→ Aim of the exercise
Write out all of the data without omission, exactly as shown.

--- Extracted information ---

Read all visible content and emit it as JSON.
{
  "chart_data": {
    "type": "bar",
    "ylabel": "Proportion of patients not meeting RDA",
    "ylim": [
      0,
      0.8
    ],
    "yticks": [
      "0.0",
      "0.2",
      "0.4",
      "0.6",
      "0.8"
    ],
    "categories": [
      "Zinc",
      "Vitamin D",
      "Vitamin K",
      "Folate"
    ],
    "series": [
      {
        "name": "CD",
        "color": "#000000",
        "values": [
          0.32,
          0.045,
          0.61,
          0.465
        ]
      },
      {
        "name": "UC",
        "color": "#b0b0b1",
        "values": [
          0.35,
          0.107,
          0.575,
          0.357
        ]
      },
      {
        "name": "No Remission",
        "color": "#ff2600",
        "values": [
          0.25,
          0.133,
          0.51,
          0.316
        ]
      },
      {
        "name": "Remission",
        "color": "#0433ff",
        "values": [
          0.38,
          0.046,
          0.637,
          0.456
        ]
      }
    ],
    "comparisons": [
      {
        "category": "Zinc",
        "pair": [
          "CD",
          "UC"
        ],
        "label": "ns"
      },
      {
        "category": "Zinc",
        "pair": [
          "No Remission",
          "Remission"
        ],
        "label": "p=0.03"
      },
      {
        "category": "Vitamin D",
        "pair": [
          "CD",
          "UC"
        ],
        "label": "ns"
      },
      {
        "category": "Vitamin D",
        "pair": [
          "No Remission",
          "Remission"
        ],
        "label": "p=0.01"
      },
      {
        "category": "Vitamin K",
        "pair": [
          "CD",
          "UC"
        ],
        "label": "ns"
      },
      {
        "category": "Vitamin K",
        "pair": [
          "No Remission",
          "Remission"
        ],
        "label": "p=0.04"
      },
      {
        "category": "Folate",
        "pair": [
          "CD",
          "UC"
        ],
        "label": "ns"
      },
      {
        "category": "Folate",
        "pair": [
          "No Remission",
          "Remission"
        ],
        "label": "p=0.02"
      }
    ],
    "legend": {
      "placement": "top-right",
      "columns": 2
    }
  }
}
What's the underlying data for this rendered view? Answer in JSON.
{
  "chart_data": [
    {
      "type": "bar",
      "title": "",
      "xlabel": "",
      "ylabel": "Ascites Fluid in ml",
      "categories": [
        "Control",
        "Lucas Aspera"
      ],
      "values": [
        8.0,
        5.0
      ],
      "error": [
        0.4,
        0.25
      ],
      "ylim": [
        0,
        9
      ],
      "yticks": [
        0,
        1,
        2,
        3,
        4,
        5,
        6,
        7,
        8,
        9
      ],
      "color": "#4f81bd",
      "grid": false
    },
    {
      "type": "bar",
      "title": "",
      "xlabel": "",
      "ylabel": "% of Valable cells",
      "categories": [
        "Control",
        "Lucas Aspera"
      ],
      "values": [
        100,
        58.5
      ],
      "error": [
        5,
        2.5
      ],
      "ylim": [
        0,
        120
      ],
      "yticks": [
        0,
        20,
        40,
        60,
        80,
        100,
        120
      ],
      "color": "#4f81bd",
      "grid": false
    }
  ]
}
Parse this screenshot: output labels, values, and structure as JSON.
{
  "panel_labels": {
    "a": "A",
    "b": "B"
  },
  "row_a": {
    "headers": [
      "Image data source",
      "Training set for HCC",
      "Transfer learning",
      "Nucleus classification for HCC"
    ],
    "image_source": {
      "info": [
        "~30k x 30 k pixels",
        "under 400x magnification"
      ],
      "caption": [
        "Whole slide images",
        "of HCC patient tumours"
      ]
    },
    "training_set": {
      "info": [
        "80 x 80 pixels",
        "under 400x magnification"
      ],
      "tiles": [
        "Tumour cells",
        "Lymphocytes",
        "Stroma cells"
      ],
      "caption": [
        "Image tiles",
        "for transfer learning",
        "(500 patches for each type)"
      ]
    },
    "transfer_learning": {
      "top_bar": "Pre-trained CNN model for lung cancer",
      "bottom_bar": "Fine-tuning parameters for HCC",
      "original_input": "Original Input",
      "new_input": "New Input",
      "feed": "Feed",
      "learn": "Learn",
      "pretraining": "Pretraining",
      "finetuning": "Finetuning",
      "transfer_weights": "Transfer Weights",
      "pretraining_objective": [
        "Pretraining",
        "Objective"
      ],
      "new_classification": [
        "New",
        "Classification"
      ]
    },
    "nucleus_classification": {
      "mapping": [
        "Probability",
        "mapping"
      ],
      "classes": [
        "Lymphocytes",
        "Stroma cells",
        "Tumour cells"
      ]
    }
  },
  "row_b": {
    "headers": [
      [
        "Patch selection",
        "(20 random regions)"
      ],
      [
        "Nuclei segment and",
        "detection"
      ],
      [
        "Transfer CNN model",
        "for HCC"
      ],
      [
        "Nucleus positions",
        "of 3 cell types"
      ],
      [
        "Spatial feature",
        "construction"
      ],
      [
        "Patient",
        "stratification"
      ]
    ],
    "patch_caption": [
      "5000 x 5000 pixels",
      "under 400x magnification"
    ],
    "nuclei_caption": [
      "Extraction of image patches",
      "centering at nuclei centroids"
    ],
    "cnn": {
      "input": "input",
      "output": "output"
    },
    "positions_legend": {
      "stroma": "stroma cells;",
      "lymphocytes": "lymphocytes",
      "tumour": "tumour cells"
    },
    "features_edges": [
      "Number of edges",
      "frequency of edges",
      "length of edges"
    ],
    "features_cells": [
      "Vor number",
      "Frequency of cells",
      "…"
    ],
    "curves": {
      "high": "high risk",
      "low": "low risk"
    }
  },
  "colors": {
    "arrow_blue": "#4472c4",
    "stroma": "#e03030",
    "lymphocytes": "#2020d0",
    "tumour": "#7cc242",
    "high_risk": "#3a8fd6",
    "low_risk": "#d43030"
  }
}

---

→ Task solution
Read all visible content and emit it as JSON.
{
  "chart_data": {
    "type": "bar",
    "ylabel": "Proportion of patients not meeting RDA",
    "ylim": [
      0,
      0.8
    ],
    "yticks": [
      "0.0",
      "0.2",
      "0.4",
      "0.6",
      "0.8"
    ],
    "categories": [
      "Zinc",
      "Vitamin D",
      "Vitamin K",
      "Folate"
    ],
    "series": [
      {
        "name": "CD",
        "color": "#000000",
        "values": [
          0.32,
          0.045,
          0.61,
          0.465
        ]
      },
      {
        "name": "UC",
        "color": "#b0b0b1",
        "values": [
          0.35,
          0.107,
          0.575,
          0.357
        ]
      },
      {
        "name": "No Remission",
        "color": "#ff2600",
        "values": [
          0.25,
          0.133,
          0.51,
          0.316
        ]
      },
      {
        "name": "Remission",
        "color": "#0433ff",
        "values": [
          0.38,
          0.046,
          0.637,
          0.456
        ]
      }
    ],
    "comparisons": [
      {
        "category": "Zinc",
        "pair": [
          "CD",
          "UC"
        ],
        "label": "ns"
      },
      {
        "category": "Zinc",
        "pair": [
          "No Remission",
          "Remission"
        ],
        "label": "p=0.03"
      },
      {
        "category": "Vitamin D",
        "pair": [
          "CD",
          "UC"
        ],
        "label": "ns"
      },
      {
        "category": "Vitamin D",
        "pair": [
          "No Remission",
          "Remission"
        ],
        "label": "p=0.01"
      },
      {
        "category": "Vitamin K",
        "pair": [
          "CD",
          "UC"
        ],
        "label": "ns"
      },
      {
        "category": "Vitamin K",
        "pair": [
          "No Remission",
          "Remission"
        ],
        "label": "p=0.04"
      },
      {
        "category": "Folate",
        "pair": [
          "CD",
          "UC"
        ],
        "label": "ns"
      },
      {
        "category": "Folate",
        "pair": [
          "No Remission",
          "Remission"
        ],
        "label": "p=0.02"
      }
    ],
    "legend": {
      "placement": "top-right",
      "columns": 2
    }
  }
}
What's the underlying data for this rendered view? Answer in JSON.
{
  "chart_data": [
    {
      "type": "bar",
      "title": "",
      "xlabel": "",
      "ylabel": "Ascites Fluid in ml",
      "categories": [
        "Control",
        "Lucas Aspera"
      ],
      "values": [
        8.0,
        5.0
      ],
      "error": [
        0.4,
        0.25
      ],
      "ylim": [
        0,
        9
      ],
      "yticks": [
        0,
        1,
        2,
        3,
        4,
        5,
        6,
        7,
        8,
        9
      ],
      "color": "#4f81bd",
      "grid": false
    },
    {
      "type": "bar",
      "title": "",
      "xlabel": "",
      "ylabel": "% of Valable cells",
      "categories": [
        "Control",
        "Lucas Aspera"
      ],
      "values": [
        100,
        58.5
      ],
      "error": [
        5,
        2.5
      ],
      "ylim": [
        0,
        120
      ],
      "yticks": [
        0,
        20,
        40,
        60,
        80,
        100,
        120
      ],
      "color": "#4f81bd",
      "grid": false
    }
  ]
}
Parse this screenshot: output labels, values, and structure as JSON.
{
  "panel_labels": {
    "a": "A",
    "b": "B"
  },
  "row_a": {
    "headers": [
      "Image data source",
      "Training set for HCC",
      "Transfer learning",
      "Nucleus classification for HCC"
    ],
    "image_source": {
      "info": [
        "~30k x 30 k pixels",
        "under 400x magnification"
      ],
      "caption": [
        "Whole slide images",
        "of HCC patient tumours"
      ]
    },
    "training_set": {
      "info": [
        "80 x 80 pixels",
        "under 400x magnification"
      ],
      "tiles": [
        "Tumour cells",
        "Lymphocytes",
        "Stroma cells"
      ],
      "caption": [
        "Image tiles",
        "for transfer learning",
        "(500 patches for each type)"
      ]
    },
    "transfer_learning": {
      "top_bar": "Pre-trained CNN model for lung cancer",
      "bottom_bar": "Fine-tuning parameters for HCC",
      "original_input": "Original Input",
      "new_input": "New Input",
      "feed": "Feed",
      "learn": "Learn",
      "pretraining": "Pretraining",
      "finetuning": "Finetuning",
      "transfer_weights": "Transfer Weights",
      "pretraining_objective": [
        "Pretraining",
        "Objective"
      ],
      "new_classification": [
        "New",
        "Classification"
      ]
    },
    "nucleus_classification": {
      "mapping": [
        "Probability",
        "mapping"
      ],
      "classes": [
        "Lymphocytes",
        "Stroma cells",
        "Tumour cells"
      ]
    }
  },
  "row_b": {
    "headers": [
      [
        "Patch selection",
        "(20 random regions)"
      ],
      [
        "Nuclei segment and",
        "detection"
      ],
      [
        "Transfer CNN model",
        "for HCC"
      ],
      [
        "Nucleus positions",
        "of 3 cell types"
      ],
      [
        "Spatial feature",
        "construction"
      ],
      [
        "Patient",
        "stratification"
      ]
    ],
    "patch_caption": [
      "5000 x 5000 pixels",
      "under 400x magnification"
    ],
    "nuclei_caption": [
      "Extraction of image patches",
      "centering at nuclei centroids"
    ],
    "cnn": {
      "input": "input",
      "output": "output"
    },
    "positions_legend": {
      "stroma": "stroma cells;",
      "lymphocytes": "lymphocytes",
      "tumour": "tumour cells"
    },
    "features_edges": [
      "Number of edges",
      "frequency of edges",
      "length of edges"
    ],
    "features_cells": [
      "Vor number",
      "Frequency of cells",
      "…"
    ],
    "curves": {
      "high": "high risk",
      "low": "low risk"
    }
  },
  "colors": {
    "arrow_blue": "#4472c4",
    "stroma": "#e03030",
    "lymphocytes": "#2020d0",
    "tumour": "#7cc242",
    "high_risk": "#3a8fd6",
    "low_risk": "#d43030"
  }
}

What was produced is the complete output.